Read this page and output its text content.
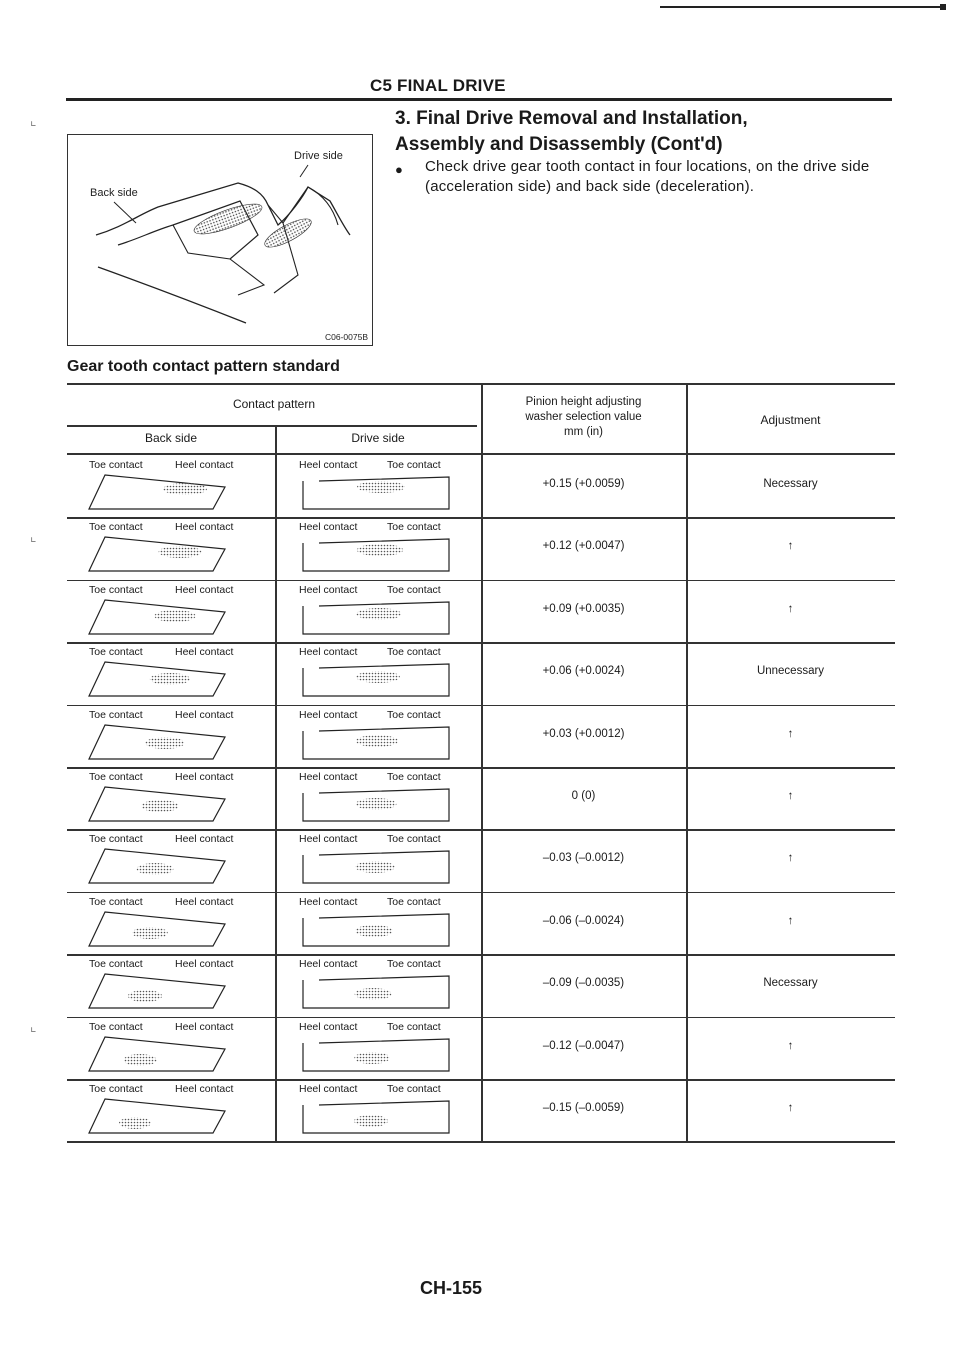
⌞
⌞
⌞
C5 FINAL DRIVE
3. Final Drive Removal and Installation,
Assembly and Disassembly (Cont'd)
●	Check drive gear tooth contact in four locations, on the drive side (acceleration side) and back side (deceleration).
Drive side
Back side
C06-0075B
Gear tooth contact pattern standard
Contact pattern
Back side	Drive side
Pinion height adjusting
washer selection value
mm (in)
Adjustment
Toe contact	Heel contact	Heel contact	Toe contact
+0.15 (+0.0059)	Necessary
Toe contact	Heel contact	Heel contact	Toe contact
+0.12 (+0.0047)	↑
Toe contact	Heel contact	Heel contact	Toe contact
+0.09 (+0.0035)	↑
Toe contact	Heel contact	Heel contact	Toe contact
+0.06 (+0.0024)	Unnecessary
Toe contact	Heel contact	Heel contact	Toe contact
+0.03 (+0.0012)	↑
Toe contact	Heel contact	Heel contact	Toe contact
0 (0)	↑
Toe contact	Heel contact	Heel contact	Toe contact
–0.03 (–0.0012)	↑
Toe contact	Heel contact	Heel contact	Toe contact
–0.06 (–0.0024)	↑
Toe contact	Heel contact	Heel contact	Toe contact
–0.09 (–0.0035)	Necessary
Toe contact	Heel contact	Heel contact	Toe contact
–0.12 (–0.0047)	↑
Toe contact	Heel contact	Heel contact	Toe contact
–0.15 (–0.0059)	↑
CH-155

=-=-=

Determine how many of the lines above hold the word "tooth", and output that number by itself.

=== ANSWER IN FULL ===
2